● The problem:
Which lines below hold the word "Services"? Report each one.

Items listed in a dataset
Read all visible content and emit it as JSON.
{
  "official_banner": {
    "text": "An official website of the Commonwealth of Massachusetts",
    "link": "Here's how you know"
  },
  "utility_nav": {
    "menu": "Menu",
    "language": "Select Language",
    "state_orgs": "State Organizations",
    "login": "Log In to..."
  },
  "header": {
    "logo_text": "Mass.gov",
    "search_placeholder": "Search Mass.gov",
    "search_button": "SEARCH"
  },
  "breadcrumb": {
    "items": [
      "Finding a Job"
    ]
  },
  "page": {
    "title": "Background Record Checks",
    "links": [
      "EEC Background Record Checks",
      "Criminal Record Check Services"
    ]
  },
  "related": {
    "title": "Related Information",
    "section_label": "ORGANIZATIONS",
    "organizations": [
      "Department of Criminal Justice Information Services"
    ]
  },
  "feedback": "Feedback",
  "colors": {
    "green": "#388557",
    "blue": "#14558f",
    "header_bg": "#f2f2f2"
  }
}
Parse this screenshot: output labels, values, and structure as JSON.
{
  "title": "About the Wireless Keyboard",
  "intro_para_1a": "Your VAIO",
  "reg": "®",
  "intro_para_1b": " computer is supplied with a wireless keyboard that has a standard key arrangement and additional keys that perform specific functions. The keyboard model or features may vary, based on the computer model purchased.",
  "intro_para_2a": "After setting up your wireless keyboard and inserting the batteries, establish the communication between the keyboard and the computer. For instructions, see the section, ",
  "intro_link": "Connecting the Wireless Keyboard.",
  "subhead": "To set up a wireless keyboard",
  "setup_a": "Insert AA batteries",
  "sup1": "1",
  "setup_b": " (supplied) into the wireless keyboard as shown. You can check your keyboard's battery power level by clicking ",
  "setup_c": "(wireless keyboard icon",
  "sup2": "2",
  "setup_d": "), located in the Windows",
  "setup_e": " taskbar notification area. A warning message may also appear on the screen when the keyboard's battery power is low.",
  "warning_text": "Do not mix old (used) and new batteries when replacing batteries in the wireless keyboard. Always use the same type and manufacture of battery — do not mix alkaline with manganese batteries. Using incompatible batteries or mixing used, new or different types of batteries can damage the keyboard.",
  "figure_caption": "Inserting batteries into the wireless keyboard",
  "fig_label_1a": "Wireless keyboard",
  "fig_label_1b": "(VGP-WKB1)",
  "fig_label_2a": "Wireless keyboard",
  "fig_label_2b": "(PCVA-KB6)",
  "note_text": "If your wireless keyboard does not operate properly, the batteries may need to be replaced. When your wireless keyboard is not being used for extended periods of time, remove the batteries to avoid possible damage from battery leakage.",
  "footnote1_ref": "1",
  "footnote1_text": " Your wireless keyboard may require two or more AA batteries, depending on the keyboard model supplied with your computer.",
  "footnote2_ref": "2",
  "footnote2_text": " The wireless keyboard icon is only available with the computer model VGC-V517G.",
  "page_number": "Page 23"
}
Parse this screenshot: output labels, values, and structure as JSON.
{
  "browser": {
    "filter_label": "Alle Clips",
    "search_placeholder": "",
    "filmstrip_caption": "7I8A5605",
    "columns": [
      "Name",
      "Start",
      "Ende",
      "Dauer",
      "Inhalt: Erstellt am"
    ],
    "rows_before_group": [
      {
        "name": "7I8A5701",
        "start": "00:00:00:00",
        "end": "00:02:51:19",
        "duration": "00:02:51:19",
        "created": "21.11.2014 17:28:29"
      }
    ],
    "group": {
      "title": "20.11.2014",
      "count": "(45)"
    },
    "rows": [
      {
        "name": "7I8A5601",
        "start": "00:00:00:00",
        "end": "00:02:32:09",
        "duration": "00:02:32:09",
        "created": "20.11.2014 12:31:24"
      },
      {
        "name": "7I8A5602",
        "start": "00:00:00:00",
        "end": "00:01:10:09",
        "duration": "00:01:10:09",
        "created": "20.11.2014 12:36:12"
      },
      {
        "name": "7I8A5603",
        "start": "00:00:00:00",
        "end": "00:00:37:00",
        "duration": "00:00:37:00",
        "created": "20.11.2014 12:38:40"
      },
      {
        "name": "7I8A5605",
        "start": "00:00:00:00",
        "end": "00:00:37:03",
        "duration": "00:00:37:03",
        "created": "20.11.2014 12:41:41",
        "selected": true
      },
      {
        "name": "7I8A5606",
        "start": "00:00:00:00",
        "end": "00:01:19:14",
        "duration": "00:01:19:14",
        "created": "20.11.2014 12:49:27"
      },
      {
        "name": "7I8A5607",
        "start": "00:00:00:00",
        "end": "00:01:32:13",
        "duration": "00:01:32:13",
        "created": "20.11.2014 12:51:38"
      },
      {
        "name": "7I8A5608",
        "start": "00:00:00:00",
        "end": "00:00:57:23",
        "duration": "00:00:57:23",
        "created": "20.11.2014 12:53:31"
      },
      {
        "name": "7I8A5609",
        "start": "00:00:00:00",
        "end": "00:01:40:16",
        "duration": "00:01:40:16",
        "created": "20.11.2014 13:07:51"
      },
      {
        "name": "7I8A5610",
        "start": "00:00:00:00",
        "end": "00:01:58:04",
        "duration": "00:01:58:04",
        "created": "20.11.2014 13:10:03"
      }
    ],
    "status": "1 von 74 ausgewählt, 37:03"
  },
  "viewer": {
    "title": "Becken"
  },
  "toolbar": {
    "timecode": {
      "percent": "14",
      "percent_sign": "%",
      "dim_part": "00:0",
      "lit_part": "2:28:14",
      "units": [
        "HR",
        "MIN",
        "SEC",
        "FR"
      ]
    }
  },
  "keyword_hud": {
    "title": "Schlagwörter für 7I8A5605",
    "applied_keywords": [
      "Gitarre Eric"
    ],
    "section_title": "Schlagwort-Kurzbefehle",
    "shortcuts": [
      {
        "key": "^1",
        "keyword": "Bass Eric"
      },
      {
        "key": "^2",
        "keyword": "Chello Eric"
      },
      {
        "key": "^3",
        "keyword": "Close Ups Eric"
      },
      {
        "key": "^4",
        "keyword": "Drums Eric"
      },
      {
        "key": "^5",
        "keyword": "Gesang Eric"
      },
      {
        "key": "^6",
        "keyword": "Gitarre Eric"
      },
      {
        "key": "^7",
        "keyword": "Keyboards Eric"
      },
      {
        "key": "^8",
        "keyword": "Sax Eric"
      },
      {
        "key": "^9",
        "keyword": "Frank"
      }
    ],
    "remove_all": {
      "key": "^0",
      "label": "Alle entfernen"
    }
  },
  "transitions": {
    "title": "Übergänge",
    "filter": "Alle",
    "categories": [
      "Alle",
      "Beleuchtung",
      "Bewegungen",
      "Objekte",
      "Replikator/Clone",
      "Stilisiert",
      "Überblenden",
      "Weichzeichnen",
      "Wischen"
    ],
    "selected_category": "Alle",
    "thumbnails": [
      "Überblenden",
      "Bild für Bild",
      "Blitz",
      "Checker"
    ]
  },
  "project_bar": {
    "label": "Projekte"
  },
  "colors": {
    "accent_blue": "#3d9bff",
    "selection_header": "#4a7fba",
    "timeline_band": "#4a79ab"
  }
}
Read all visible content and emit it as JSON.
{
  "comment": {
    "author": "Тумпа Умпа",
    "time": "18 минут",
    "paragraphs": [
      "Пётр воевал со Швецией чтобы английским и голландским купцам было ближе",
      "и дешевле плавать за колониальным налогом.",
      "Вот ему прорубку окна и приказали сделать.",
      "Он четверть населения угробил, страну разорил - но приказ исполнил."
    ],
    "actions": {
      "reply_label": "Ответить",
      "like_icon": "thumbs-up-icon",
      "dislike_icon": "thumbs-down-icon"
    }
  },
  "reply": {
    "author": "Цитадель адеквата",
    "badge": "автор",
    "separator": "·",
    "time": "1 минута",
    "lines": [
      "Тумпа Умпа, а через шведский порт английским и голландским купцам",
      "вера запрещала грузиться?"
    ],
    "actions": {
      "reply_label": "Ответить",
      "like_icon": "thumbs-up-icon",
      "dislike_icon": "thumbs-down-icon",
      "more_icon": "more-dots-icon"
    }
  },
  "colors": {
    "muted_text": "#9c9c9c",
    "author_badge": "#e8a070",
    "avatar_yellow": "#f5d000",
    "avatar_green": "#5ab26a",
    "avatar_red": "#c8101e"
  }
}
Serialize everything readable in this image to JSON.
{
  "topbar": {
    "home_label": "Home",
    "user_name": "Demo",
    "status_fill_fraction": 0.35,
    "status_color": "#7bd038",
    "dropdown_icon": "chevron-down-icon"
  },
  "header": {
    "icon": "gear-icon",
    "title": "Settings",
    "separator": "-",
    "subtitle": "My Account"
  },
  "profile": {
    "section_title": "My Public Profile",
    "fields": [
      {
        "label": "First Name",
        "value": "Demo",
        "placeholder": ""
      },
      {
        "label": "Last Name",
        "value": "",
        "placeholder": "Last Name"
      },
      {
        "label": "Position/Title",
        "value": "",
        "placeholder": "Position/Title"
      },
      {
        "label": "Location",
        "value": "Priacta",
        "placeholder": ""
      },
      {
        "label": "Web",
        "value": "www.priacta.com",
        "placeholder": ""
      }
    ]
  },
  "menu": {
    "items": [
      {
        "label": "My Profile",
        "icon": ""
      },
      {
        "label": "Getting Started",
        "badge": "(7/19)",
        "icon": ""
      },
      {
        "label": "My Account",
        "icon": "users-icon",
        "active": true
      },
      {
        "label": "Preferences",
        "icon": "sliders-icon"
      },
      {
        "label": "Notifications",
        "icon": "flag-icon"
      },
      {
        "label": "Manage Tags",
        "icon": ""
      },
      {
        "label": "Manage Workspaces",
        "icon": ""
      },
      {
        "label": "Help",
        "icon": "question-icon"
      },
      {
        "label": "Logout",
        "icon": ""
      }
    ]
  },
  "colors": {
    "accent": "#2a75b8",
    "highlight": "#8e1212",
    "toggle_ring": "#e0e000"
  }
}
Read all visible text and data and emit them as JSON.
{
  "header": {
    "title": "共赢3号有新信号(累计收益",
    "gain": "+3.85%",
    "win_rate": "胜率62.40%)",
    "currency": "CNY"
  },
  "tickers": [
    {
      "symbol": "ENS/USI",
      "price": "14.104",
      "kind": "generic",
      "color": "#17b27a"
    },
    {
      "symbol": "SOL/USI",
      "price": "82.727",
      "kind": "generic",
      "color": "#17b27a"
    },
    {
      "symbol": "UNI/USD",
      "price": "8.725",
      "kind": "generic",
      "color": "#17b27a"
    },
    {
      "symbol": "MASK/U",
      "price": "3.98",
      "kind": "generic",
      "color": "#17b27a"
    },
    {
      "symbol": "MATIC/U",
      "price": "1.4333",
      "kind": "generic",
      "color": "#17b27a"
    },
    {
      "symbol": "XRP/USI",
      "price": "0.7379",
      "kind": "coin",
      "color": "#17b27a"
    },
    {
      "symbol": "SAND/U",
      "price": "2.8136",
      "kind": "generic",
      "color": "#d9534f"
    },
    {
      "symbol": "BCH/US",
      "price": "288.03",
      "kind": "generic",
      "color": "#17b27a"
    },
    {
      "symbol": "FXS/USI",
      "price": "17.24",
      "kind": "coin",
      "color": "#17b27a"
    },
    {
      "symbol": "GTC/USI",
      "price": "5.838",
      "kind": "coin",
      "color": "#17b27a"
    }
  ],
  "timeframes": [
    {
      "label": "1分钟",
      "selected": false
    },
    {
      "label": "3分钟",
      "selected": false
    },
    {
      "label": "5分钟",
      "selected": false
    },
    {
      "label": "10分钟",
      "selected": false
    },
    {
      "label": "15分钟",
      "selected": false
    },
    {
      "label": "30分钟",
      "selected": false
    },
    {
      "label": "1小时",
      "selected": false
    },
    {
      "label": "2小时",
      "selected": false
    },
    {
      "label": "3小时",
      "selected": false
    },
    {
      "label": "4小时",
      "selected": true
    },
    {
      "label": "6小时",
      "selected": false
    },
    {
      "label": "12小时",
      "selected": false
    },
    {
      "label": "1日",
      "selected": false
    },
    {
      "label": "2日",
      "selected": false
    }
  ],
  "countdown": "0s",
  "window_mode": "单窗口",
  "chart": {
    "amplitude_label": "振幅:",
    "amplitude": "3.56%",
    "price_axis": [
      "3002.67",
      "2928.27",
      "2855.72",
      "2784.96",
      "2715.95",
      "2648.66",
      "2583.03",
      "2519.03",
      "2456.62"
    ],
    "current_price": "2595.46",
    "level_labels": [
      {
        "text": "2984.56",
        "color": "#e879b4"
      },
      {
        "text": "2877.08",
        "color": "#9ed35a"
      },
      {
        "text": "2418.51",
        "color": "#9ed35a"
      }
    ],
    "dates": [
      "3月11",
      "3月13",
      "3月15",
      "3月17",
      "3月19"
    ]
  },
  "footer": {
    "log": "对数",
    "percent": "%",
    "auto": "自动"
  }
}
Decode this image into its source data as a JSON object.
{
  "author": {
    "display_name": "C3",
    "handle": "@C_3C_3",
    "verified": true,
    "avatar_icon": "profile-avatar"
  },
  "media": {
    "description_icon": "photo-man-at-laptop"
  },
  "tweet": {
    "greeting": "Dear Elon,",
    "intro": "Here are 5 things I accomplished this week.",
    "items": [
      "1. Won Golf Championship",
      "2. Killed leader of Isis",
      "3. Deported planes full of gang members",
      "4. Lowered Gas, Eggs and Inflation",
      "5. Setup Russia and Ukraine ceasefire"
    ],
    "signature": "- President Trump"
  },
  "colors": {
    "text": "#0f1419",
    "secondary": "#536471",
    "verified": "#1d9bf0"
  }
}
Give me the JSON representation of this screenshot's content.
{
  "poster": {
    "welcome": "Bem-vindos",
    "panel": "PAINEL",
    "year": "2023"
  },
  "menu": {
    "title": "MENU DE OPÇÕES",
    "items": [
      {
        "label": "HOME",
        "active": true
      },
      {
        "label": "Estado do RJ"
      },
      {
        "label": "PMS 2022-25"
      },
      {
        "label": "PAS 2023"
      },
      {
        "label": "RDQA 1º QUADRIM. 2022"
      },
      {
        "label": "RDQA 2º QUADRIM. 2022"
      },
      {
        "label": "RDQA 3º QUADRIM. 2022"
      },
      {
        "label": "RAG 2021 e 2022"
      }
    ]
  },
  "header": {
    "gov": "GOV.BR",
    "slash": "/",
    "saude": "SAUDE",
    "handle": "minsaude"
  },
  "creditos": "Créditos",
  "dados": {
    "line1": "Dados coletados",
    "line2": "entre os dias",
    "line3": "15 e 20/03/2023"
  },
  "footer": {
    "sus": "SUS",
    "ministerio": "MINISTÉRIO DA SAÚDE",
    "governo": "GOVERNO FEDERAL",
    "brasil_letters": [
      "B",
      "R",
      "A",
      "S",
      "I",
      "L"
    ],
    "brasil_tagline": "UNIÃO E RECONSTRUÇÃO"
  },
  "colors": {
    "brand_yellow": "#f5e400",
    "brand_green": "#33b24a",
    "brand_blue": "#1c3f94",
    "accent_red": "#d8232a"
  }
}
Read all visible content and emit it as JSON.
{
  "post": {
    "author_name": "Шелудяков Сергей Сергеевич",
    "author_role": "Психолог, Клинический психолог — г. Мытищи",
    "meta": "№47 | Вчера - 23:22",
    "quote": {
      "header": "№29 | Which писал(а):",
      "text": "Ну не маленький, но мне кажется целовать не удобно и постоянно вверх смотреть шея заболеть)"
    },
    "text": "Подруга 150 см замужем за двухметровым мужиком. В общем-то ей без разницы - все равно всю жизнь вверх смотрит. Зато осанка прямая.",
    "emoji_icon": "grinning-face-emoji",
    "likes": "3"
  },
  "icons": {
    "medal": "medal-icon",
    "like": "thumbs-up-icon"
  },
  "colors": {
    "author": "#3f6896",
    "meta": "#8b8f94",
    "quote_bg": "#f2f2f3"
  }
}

● Right answer:
      "Criminal Record Check Services"
      "Department of Criminal Justice Information Services"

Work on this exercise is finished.